··· Extracted information

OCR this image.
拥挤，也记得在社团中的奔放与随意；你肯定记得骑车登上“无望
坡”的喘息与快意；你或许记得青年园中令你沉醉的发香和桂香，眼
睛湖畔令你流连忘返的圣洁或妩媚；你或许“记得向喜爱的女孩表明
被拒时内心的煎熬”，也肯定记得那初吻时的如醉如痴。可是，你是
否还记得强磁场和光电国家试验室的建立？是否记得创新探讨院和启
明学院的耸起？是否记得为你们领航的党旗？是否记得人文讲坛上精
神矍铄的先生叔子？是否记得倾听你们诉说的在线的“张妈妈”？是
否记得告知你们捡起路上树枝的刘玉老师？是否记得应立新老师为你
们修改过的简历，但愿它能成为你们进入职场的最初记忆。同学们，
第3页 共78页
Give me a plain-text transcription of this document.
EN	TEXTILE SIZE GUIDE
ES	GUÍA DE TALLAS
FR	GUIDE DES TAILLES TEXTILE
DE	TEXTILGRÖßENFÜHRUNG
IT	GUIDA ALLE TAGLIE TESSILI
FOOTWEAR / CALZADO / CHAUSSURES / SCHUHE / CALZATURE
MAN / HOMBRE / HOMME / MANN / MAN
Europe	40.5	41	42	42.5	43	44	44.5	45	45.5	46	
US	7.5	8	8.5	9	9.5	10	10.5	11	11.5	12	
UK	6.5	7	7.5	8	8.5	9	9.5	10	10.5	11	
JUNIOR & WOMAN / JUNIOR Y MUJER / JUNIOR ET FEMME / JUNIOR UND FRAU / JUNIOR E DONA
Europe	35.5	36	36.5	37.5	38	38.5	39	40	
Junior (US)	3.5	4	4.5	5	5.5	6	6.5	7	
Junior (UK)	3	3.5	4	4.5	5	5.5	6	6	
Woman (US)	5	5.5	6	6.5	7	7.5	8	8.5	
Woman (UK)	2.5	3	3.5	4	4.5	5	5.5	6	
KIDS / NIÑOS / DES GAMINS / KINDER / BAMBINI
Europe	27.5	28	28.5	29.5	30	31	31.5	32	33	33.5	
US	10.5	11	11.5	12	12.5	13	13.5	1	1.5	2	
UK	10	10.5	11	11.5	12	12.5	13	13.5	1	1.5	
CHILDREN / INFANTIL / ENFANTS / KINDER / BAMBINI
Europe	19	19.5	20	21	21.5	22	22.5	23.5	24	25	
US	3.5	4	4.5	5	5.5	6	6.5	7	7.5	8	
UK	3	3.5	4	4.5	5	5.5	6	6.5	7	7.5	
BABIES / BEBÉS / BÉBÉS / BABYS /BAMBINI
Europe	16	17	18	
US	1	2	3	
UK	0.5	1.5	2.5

······
··· Extracted information

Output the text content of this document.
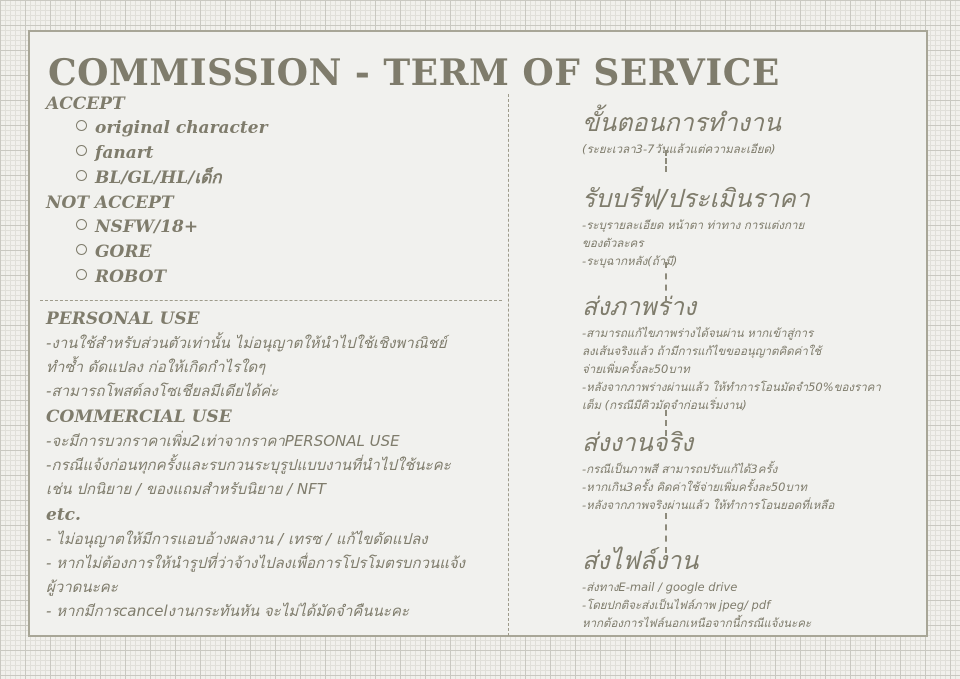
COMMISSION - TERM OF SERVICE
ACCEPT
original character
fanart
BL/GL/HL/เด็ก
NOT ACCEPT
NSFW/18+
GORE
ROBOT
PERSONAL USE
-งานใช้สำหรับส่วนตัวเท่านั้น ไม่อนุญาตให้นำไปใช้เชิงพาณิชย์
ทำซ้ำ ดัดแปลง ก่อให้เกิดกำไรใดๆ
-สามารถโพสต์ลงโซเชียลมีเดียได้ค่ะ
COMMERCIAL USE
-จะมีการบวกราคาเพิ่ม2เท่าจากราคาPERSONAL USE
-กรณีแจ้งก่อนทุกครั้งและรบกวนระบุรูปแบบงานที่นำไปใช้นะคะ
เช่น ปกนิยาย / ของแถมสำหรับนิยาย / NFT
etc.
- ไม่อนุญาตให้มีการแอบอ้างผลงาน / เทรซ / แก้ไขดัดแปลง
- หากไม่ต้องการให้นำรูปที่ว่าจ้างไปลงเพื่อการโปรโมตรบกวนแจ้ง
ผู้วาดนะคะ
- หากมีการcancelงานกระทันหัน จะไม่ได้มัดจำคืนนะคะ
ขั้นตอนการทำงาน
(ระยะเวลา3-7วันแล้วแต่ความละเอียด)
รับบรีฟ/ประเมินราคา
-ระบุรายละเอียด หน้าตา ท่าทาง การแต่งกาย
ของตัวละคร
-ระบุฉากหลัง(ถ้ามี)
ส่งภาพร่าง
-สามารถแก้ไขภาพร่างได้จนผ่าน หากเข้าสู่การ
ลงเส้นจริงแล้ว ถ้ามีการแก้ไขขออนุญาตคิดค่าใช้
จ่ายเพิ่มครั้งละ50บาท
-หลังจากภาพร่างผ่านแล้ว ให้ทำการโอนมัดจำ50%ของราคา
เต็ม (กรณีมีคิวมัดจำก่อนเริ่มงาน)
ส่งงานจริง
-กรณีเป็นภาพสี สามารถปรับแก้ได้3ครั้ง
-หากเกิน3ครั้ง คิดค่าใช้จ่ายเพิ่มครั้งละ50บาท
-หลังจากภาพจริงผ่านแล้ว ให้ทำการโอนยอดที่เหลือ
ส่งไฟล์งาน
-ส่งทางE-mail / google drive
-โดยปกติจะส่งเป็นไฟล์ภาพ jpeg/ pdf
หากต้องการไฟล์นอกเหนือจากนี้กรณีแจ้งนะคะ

······

• [Problem]: Check each line in the listing above for the string "Europe", then report how many lines contain it, with no other text.

• [Expected output]: 5